◆ **Aim**
Gather up the lines with the word "label" in them.
## BEGIN Input for this task
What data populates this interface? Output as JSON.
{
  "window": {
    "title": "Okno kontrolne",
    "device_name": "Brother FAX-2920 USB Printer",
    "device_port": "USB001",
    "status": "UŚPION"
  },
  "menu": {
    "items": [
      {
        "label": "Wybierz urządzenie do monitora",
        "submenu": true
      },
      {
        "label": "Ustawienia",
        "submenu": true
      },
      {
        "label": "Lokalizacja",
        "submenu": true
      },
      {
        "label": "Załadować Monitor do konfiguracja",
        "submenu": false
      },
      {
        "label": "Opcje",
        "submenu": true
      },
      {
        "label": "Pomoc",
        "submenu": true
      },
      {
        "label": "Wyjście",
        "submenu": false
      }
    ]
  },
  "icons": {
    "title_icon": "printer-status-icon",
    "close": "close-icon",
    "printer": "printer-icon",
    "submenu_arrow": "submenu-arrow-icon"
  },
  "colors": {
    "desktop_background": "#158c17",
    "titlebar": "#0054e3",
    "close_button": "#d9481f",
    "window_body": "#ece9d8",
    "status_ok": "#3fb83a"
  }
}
## END Input for this task
◆ **Response**
        "label": "Wybierz urządzenie do monitora",
        "label": "Ustawienia",
        "label": "Lokalizacja",
        "label": "Załadować Monitor do konfiguracja",
        "label": "Opcje",
        "label": "Pomoc",
        "label": "Wyjście",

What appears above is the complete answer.